DIRECTION>
Write out the whole listing exactly as it stands.
***** RECORDED INFORMATION *****
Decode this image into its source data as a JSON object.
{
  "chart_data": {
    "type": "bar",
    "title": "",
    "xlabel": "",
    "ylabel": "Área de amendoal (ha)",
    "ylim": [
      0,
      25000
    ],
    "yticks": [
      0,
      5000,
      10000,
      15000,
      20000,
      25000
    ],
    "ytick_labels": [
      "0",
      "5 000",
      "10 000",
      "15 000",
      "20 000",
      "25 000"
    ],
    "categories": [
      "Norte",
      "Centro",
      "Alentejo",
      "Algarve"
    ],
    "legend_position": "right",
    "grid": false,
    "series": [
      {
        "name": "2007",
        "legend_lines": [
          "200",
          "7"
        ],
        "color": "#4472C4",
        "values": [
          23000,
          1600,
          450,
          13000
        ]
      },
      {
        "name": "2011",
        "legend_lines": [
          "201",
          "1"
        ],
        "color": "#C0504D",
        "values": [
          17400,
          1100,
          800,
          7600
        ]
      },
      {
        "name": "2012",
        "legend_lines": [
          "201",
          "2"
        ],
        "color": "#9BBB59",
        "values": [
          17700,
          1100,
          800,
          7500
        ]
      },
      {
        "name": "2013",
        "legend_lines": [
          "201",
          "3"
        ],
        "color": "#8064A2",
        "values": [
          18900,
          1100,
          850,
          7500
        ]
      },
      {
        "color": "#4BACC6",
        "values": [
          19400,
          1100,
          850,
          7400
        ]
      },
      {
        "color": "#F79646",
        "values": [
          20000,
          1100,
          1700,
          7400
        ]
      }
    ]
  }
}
*****
EXERCISE ANSWER>
Decode this image into its source data as a JSON object.
{
  "chart_data": {
    "type": "bar",
    "title": "",
    "xlabel": "",
    "ylabel": "Área de amendoal (ha)",
    "ylim": [
      0,
      25000
    ],
    "yticks": [
      0,
      5000,
      10000,
      15000,
      20000,
      25000
    ],
    "ytick_labels": [
      "0",
      "5 000",
      "10 000",
      "15 000",
      "20 000",
      "25 000"
    ],
    "categories": [
      "Norte",
      "Centro",
      "Alentejo",
      "Algarve"
    ],
    "legend_position": "right",
    "grid": false,
    "series": [
      {
        "name": "2007",
        "legend_lines": [
          "200",
          "7"
        ],
        "color": "#4472C4",
        "values": [
          23000,
          1600,
          450,
          13000
        ]
      },
      {
        "name": "2011",
        "legend_lines": [
          "201",
          "1"
        ],
        "color": "#C0504D",
        "values": [
          17400,
          1100,
          800,
          7600
        ]
      },
      {
        "name": "2012",
        "legend_lines": [
          "201",
          "2"
        ],
        "color": "#9BBB59",
        "values": [
          17700,
          1100,
          800,
          7500
        ]
      },
      {
        "name": "2013",
        "legend_lines": [
          "201",
          "3"
        ],
        "color": "#8064A2",
        "values": [
          18900,
          1100,
          850,
          7500
        ]
      },
      {
        "color": "#4BACC6",
        "values": [
          19400,
          1100,
          850,
          7400
        ]
      },
      {
        "color": "#F79646",
        "values": [
          20000,
          1100,
          1700,
          7400
        ]
      }
    ]
  }
}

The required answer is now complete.